**Short problem A**
In the news report on the Cologne assaults, what led politicians to call for tougher laws against migrants who commit crimes? Answer in one to three sentences.
**Short problem B**
Resume the news report on the Cologne assaults, starting right after its final sentence.

**Source text**
━━━━━━━━━━━━━━━━━━━━
Police said they received tips Sunday afternoon about groups of people who would "seek provocation," but were still investigating whether the subsequent attacks were racially motivated and whether there was any link to the New Year's assaults.

Those assaults stoked tensions over Germany's open-door policy to refugees and prompted politicians to call for tougher laws against migrants who commit crimes.

"As abominable as the crimes in Cologne and other cities were, one thing remains clear: there is no justification for blanket agitation against foreigners," Justice Minister Heiko Maas said, adding that some people "appear just to have been waiting for the events of Cologne."

Authorities and witnesses said the New Year's Eve attackers were among a group of about a thousand people, described as predominantly Arab and North African men, who gathered at Cologne's central train station. Some broke off into small groups and groped and robbed women, police said.

Maas has said German authorities need to quickly determine whether the assaults were coordinated, and may have been linked to similar offenses in other cities including Hamburg. Incidents also were reported in Sweden and Finland.

North Rhine-Westphalia state police told lawmakers Monday, however, that so far their investigation had found no indication the Cologne attacks were coordinated, or linked to others, the dpa news agency reported.
━━━━━━━━━━━━━━━━━━━━
Records from a data source:
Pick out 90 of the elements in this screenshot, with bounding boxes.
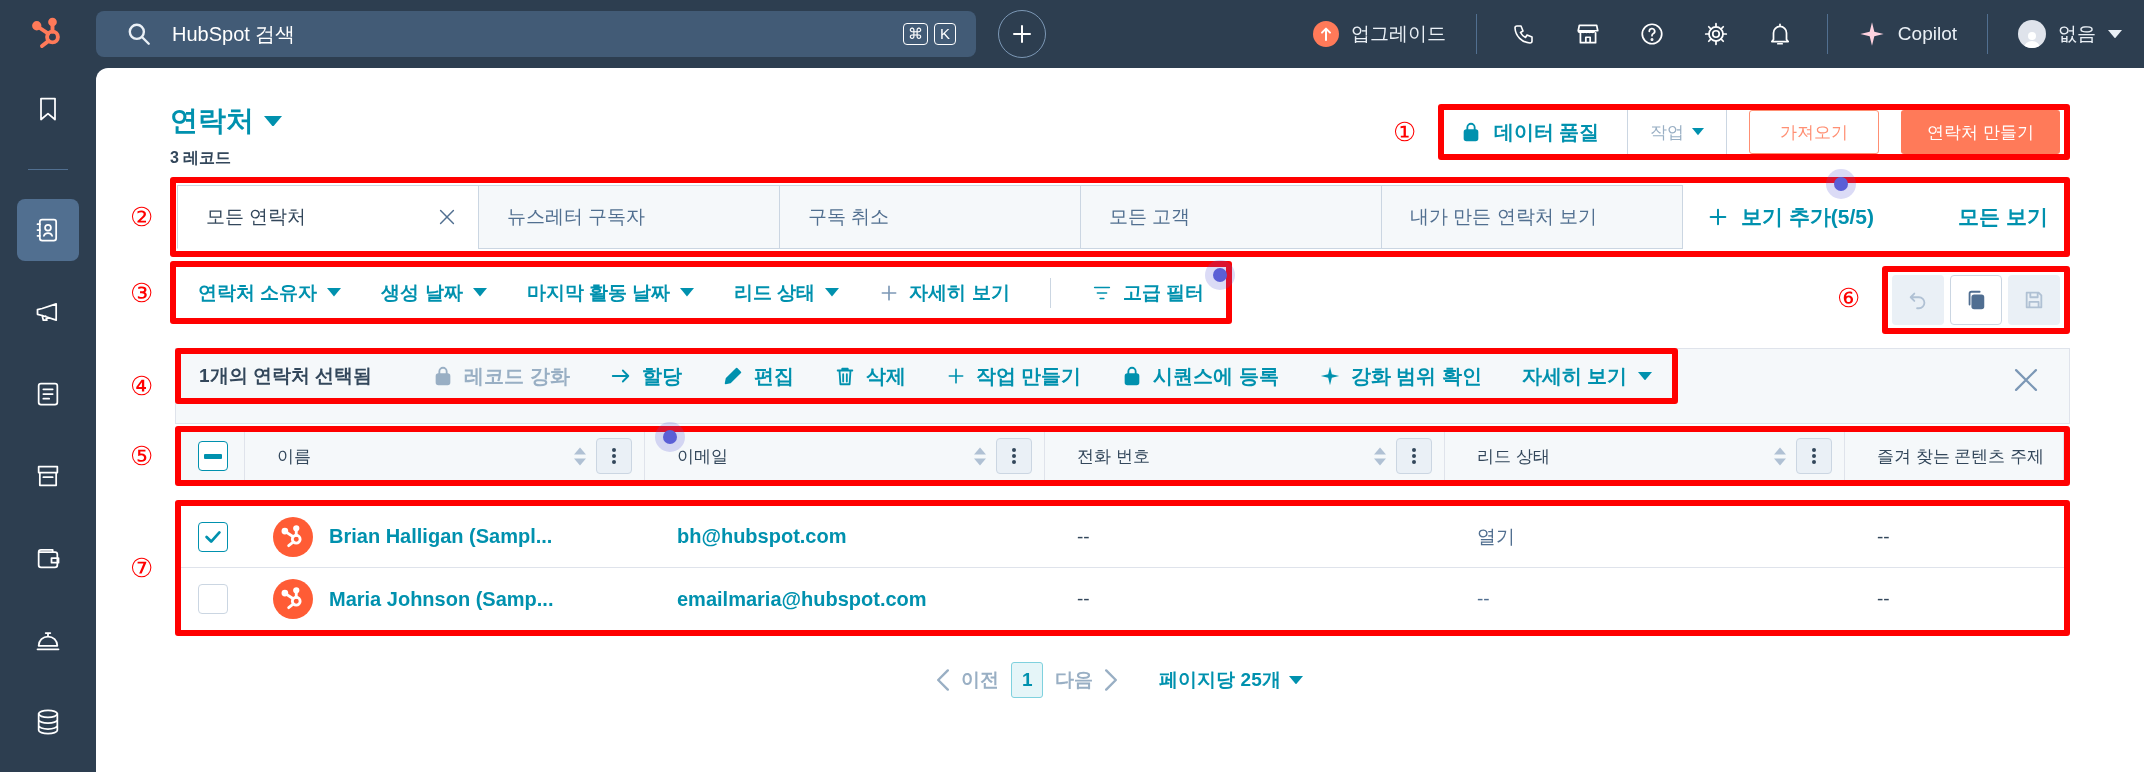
- column-header[interactable]: 이름: [277, 444, 564, 468]
- add-view-button[interactable]: 보기 추가(5/5): [1707, 185, 1874, 249]
- company-avatar-icon: [273, 579, 313, 619]
- contact-name-link[interactable]: Brian Halligan (Sampl...: [329, 525, 553, 548]
- email-link[interactable]: emailmaria@hubspot.com: [677, 587, 927, 611]
- filter-dropdown[interactable]: 연락처 소유자: [198, 279, 342, 306]
- bulk-action-button[interactable]: 편집: [721, 362, 794, 390]
- view-tab[interactable]: 뉴스레터 구독자: [478, 185, 780, 249]
- search-input[interactable]: HubSpot 검색: [170, 21, 885, 47]
- column-header[interactable]: 즐겨 찾는 콘텐츠 주제: [1877, 444, 2051, 468]
- plus-icon: [1707, 206, 1729, 228]
- annotation-number: ④: [130, 373, 154, 399]
- kebab-icon: [1811, 447, 1817, 465]
- annotation-number: ③: [130, 279, 154, 306]
- caret-icon: [472, 288, 487, 297]
- row-checkbox[interactable]: [198, 521, 228, 552]
- annotation-number: ⑤: [130, 443, 154, 469]
- save-icon: [2023, 289, 2045, 311]
- caret-icon: [2108, 29, 2122, 39]
- caret-icon: [264, 115, 282, 127]
- actions-dropdown[interactable]: 작업: [1627, 110, 1728, 154]
- email-link[interactable]: bh@hubspot.com: [677, 525, 847, 548]
- annotation-number: ⑥: [1837, 284, 1860, 311]
- click-marker-icon: [1204, 260, 1235, 290]
- search-icon: [126, 21, 152, 47]
- copy-button[interactable]: [1950, 275, 2002, 325]
- data-quality-button[interactable]: 데이터 품질: [1447, 110, 1628, 154]
- column-menu-button[interactable]: [1796, 438, 1832, 474]
- create-contact-button[interactable]: 연락처 만들기: [1901, 110, 2060, 154]
- column-header[interactable]: 리드 상태: [1477, 444, 1764, 468]
- view-tab[interactable]: 모든 고객: [1080, 185, 1382, 249]
- selection-count: 1개의 연락처 선택됨: [199, 364, 373, 388]
- column-menu-button[interactable]: [996, 438, 1032, 474]
- annotation-number: ①: [1392, 119, 1416, 145]
- caret-icon: [1288, 675, 1303, 685]
- chevron-left-icon: [937, 669, 950, 691]
- page-size-dropdown[interactable]: 페이지당 25개: [1159, 667, 1303, 693]
- kebab-icon: [1411, 447, 1417, 465]
- copilot-button[interactable]: Copilot: [1857, 20, 1957, 48]
- filter-dropdown[interactable]: 리드 상태: [734, 279, 840, 306]
- kebab-icon: [1011, 447, 1017, 465]
- annotation-number: ②: [130, 204, 154, 230]
- page-title[interactable]: 연락처: [170, 102, 254, 140]
- filter-dropdown[interactable]: 생성 날짜: [381, 279, 487, 306]
- table-cell: --: [1077, 525, 1090, 548]
- table-cell: --: [1477, 588, 1490, 610]
- click-marker-icon: [1826, 169, 1856, 199]
- table-cell: --: [1877, 525, 1890, 548]
- table-cell-text: 열기: [1477, 524, 1515, 549]
- chevron-right-icon: [1105, 669, 1118, 691]
- advanced-filters-button[interactable]: 고급 필터: [1090, 279, 1204, 306]
- plus-icon: [1010, 22, 1034, 46]
- more-filters-button[interactable]: 자세히 보기: [879, 279, 1010, 306]
- shortcut-key: ⌘: [903, 23, 928, 45]
- caret-icon: [1637, 371, 1652, 381]
- bulk-action-button[interactable]: 삭제: [833, 362, 906, 390]
- caret-icon: [1692, 128, 1705, 136]
- view-tab[interactable]: 모든 연락처: [177, 185, 479, 249]
- search-field[interactable]: HubSpot 검색 ⌘ K: [96, 11, 976, 57]
- table-cell: --: [1077, 588, 1090, 610]
- record-count: 3 레코드: [170, 148, 232, 168]
- all-views-link[interactable]: 모든 보기: [1958, 185, 2048, 249]
- import-button[interactable]: 가져오기: [1749, 110, 1880, 154]
- contact-name-link[interactable]: Maria Johnson (Samp...: [329, 587, 554, 611]
- select-all-checkbox[interactable]: [197, 441, 228, 471]
- view-tab[interactable]: 구독 취소: [779, 185, 1081, 249]
- more-actions-dropdown[interactable]: 자세히 보기: [1521, 362, 1652, 390]
- annotation-number: ⑦: [130, 555, 154, 581]
- kebab-icon: [611, 447, 617, 465]
- bulk-action-button[interactable]: 강화 범위 확인: [1318, 362, 1482, 390]
- table-cell: --: [1877, 588, 1890, 610]
- column-menu-button[interactable]: [596, 438, 632, 474]
- bulk-action-button[interactable]: 시퀀스에 등록: [1121, 362, 1279, 390]
- filter-dropdown[interactable]: 마지막 활동 날짜: [526, 279, 695, 306]
- avatar-icon: [2018, 20, 2046, 48]
- column-header[interactable]: 이메일: [677, 444, 964, 468]
- shortcut-key: K: [934, 23, 956, 45]
- caret-icon: [327, 288, 342, 297]
- view-tab[interactable]: 내가 만든 연락처 보기: [1381, 185, 1683, 249]
- company-avatar-icon: [273, 516, 313, 557]
- column-header[interactable]: 전화 번호: [1077, 444, 1364, 468]
- contact-card-icon[interactable]: [17, 199, 79, 261]
- page-number-button[interactable]: 1: [1011, 662, 1044, 698]
- bulk-action-button[interactable]: 할당: [609, 362, 682, 390]
- upgrade-button[interactable]: 업그레이드: [1312, 21, 1446, 47]
- caret-icon: [680, 288, 695, 297]
- column-menu-button[interactable]: [1396, 438, 1432, 474]
- caret-icon: [825, 288, 840, 297]
- bulk-action-button[interactable]: 작업 만들기: [945, 362, 1082, 390]
- account-menu[interactable]: 없음: [2018, 20, 2122, 48]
━━━━━━━━━━━━━━━━━━━━
**Written reply A**
The New Year's assaults prompted those calls. They had stoked tensions over Germany's open-door policy toward refugees.

**Written reply B**
Cologne police say 516 criminal complaints have now been filed with them in connection to the New Year's attacks. About 40 percent involve allegations of sexual offenses.

Cologne's police drew criticism both for their response and for their slowness to release information. Police chief Wolfgang Albers was dismissed Friday by North Rhine-Westphalia state's interior minister, Ralf Jaeger.

At a session Monday of the state legislature's home affairs committee, Jaeger said Cologne police hadn't called in reinforcements who were offered.

Jaeger said that witness and police reports "indicate that it was almost exclusively people with an immigrant background who committed these crimes."

In Sweden, where police are also investigating New Year's Eve assaults in the city of Kalmar, police confirmed reports there had also been widespread sexual assaults at a music festival in Stockholm last summer. Stockholm police spokesman Varg Gyllander refused to give the nationality of the suspects, but did say "this involves young men who are not from Sweden."

In a separate incident in Germany, police said Sunday that a Syrian and an Afghan were arrested in northern Germany on suspicion of attacking and robbing a French man who was wearing a Jewish skullcap at the Puttgarden ferry port. The incident happened on Saturday, and the two men had been denied entry to Denmark the previous day.